EXERCISE BRIEF:
Which lines in the records below contain the word "data"? Copy each one out.

RECORDED INFORMATION:
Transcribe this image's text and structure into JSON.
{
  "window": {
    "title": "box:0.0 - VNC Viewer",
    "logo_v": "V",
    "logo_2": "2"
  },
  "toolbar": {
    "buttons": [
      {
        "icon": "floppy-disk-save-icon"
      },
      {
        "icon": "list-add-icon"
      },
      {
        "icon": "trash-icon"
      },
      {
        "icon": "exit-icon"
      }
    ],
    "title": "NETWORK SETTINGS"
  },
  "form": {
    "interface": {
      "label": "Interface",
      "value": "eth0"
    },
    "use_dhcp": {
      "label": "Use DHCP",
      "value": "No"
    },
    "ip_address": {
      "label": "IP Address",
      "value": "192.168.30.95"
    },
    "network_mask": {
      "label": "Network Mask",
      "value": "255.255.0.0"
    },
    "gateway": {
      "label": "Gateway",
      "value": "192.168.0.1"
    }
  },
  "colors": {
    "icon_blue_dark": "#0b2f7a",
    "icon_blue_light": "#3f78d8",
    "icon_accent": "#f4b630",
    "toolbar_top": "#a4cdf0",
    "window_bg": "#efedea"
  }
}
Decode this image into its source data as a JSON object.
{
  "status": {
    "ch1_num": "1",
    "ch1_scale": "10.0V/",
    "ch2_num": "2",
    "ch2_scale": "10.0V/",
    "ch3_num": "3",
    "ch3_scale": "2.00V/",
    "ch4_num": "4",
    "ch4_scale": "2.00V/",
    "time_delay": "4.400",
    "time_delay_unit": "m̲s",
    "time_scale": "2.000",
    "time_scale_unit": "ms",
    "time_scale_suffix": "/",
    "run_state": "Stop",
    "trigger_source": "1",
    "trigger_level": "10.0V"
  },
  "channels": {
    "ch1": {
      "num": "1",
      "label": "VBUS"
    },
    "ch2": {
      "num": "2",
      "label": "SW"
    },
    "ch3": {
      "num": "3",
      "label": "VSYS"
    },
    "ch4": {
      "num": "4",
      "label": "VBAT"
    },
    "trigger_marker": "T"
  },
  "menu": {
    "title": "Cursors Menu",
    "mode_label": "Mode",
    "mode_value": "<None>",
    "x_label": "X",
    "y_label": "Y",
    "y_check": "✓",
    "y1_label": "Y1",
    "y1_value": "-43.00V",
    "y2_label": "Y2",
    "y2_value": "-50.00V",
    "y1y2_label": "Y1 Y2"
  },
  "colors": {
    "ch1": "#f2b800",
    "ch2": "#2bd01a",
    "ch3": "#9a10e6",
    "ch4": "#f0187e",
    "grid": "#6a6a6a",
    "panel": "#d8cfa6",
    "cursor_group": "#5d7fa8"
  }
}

...

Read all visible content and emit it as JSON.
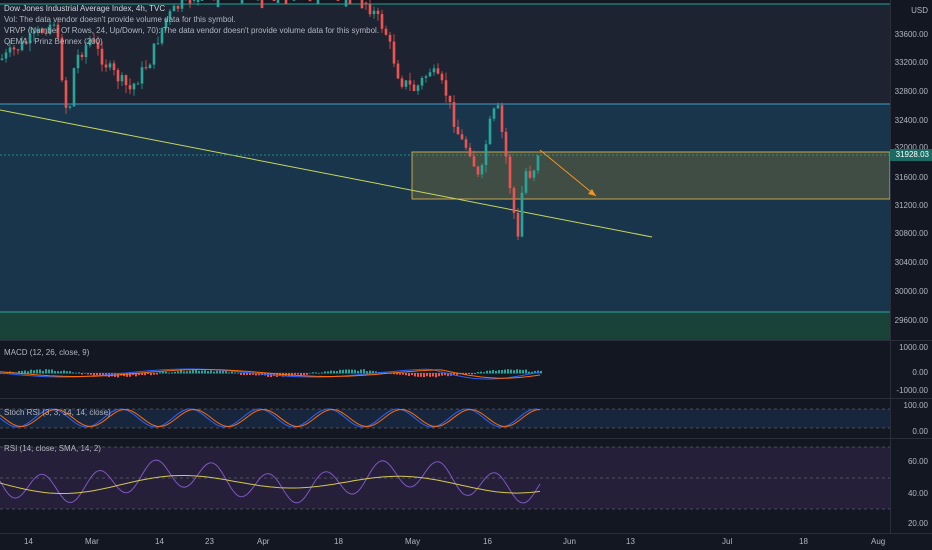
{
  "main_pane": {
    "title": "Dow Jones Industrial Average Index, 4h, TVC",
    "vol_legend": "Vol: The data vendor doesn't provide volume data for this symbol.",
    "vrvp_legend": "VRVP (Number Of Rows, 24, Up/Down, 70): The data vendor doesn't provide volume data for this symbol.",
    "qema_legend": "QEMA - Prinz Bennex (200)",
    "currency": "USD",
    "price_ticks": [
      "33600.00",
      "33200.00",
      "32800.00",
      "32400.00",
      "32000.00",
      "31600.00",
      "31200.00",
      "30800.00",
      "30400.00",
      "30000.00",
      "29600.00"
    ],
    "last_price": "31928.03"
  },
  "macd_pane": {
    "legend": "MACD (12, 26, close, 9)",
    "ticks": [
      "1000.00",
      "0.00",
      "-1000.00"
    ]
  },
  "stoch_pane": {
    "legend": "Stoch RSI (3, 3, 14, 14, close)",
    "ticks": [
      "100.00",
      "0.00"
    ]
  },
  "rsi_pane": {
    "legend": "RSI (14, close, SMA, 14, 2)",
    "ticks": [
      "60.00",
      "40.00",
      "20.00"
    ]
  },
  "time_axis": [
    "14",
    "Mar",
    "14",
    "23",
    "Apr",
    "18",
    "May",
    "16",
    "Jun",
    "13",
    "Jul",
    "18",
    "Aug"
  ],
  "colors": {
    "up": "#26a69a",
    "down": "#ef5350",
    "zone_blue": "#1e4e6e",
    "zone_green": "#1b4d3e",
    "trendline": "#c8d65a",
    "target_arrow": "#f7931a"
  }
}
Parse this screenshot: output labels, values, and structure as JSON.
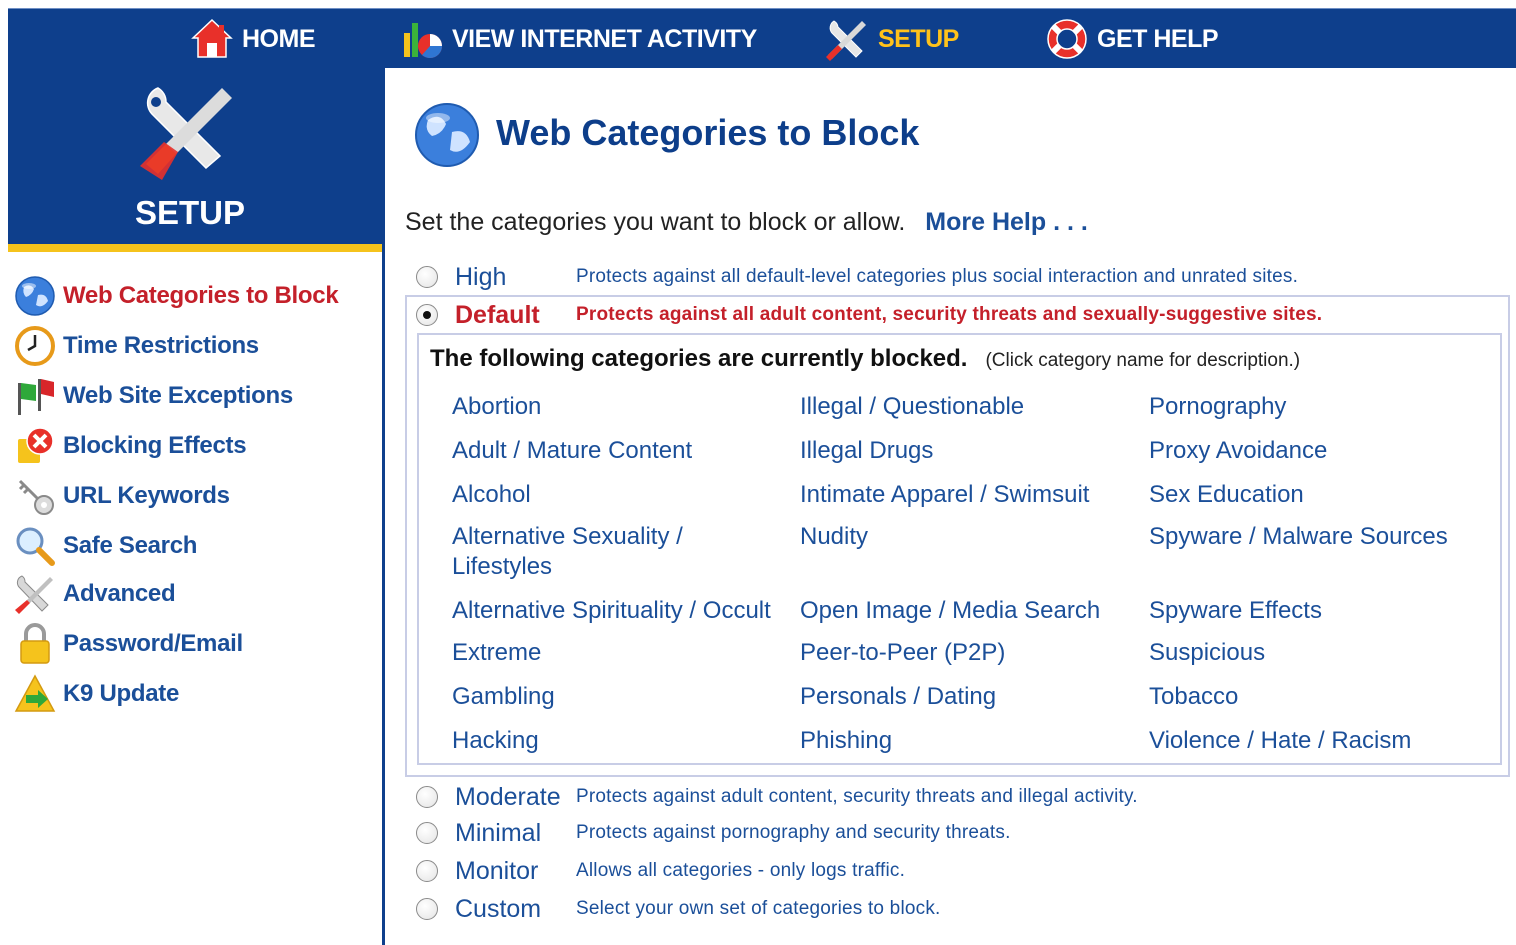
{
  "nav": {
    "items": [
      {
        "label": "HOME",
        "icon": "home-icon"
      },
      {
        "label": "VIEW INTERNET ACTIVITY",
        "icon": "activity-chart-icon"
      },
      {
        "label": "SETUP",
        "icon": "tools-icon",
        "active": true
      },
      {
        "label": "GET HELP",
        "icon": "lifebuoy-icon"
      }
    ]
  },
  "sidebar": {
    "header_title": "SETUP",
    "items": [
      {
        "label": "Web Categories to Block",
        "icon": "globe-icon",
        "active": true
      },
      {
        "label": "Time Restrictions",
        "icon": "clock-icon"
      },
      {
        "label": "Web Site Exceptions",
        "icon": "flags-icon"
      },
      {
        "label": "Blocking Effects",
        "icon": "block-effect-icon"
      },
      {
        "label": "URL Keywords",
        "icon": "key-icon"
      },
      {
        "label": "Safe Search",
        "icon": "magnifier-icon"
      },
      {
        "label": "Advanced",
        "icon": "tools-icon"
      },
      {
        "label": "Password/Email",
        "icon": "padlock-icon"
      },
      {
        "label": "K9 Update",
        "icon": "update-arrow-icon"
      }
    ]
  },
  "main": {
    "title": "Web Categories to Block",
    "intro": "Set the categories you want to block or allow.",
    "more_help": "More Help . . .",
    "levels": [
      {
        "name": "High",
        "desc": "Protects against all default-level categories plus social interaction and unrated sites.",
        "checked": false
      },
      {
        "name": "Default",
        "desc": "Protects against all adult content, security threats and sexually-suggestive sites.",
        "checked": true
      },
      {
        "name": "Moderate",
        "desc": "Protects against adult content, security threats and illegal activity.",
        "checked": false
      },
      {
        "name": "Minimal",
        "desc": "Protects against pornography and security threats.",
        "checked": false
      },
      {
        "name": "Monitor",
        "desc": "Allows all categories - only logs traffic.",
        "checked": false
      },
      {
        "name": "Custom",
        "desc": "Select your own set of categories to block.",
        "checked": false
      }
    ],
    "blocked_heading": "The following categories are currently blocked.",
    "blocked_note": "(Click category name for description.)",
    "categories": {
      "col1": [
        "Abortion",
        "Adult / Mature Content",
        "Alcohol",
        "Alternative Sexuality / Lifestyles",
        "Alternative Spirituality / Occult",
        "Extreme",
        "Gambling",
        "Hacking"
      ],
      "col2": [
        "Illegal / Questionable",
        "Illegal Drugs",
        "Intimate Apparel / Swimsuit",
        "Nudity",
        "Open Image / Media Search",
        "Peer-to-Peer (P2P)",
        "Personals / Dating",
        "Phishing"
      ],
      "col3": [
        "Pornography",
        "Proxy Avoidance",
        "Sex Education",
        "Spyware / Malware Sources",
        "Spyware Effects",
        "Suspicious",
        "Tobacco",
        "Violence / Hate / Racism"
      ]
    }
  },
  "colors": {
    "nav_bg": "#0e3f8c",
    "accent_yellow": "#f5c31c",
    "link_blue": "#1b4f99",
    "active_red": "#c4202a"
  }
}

WORKED ANSWER:
Decode this image into its source data as a JSON object.
    "vol_legend": "Vol: The data vendor doesn't provide volume data for this symbol.",
    "vrvp_legend": "VRVP (Number Of Rows, 24, Up/Down, 70): The data vendor doesn't provide volume data for this symbol.",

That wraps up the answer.